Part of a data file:
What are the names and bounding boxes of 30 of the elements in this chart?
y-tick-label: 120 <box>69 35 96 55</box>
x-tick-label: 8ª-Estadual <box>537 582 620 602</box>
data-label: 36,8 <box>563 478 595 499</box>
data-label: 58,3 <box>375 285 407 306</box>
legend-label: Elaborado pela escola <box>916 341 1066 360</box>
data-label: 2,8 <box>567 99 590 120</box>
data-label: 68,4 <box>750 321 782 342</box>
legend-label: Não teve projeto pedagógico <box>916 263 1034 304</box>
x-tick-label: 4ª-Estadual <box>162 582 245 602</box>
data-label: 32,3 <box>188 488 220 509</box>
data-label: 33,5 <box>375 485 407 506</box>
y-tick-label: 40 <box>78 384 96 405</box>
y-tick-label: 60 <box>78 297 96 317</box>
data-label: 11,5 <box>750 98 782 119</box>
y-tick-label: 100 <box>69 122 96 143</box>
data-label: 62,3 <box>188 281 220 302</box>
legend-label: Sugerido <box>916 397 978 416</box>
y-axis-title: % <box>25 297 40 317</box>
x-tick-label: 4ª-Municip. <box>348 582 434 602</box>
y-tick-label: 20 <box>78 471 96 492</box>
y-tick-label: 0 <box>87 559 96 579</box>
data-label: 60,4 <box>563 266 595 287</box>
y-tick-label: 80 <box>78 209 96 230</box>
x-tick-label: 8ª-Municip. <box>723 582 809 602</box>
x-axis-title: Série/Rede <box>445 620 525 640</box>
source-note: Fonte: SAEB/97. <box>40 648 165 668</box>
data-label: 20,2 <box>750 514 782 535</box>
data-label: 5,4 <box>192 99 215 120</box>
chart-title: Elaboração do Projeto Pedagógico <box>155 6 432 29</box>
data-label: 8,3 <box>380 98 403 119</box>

▶ **Task objective**:
Could you write out every line of the entries above word for word, with nothing changed?

▶ **Written response**:
What are the names and bounding boxes of 30 of the elements in this chart?
y-tick-label: 120 <box>69 35 96 55</box>
x-tick-label: 8ª-Estadual <box>537 582 620 602</box>
data-label: 36,8 <box>563 478 595 499</box>
data-label: 58,3 <box>375 285 407 306</box>
legend-label: Elaborado pela escola <box>916 341 1066 360</box>
data-label: 2,8 <box>567 99 590 120</box>
data-label: 68,4 <box>750 321 782 342</box>
legend-label: Não teve projeto pedagógico <box>916 263 1034 304</box>
x-tick-label: 4ª-Estadual <box>162 582 245 602</box>
data-label: 32,3 <box>188 488 220 509</box>
data-label: 33,5 <box>375 485 407 506</box>
y-tick-label: 40 <box>78 384 96 405</box>
y-tick-label: 60 <box>78 297 96 317</box>
data-label: 11,5 <box>750 98 782 119</box>
y-tick-label: 100 <box>69 122 96 143</box>
data-label: 62,3 <box>188 281 220 302</box>
legend-label: Sugerido <box>916 397 978 416</box>
y-axis-title: % <box>25 297 40 317</box>
x-tick-label: 4ª-Municip. <box>348 582 434 602</box>
y-tick-label: 20 <box>78 471 96 492</box>
y-tick-label: 0 <box>87 559 96 579</box>
data-label: 60,4 <box>563 266 595 287</box>
y-tick-label: 80 <box>78 209 96 230</box>
x-tick-label: 8ª-Municip. <box>723 582 809 602</box>
x-axis-title: Série/Rede <box>445 620 525 640</box>
source-note: Fonte: SAEB/97. <box>40 648 165 668</box>
data-label: 20,2 <box>750 514 782 535</box>
data-label: 5,4 <box>192 99 215 120</box>
chart-title: Elaboração do Projeto Pedagógico <box>155 6 432 29</box>
data-label: 8,3 <box>380 98 403 119</box>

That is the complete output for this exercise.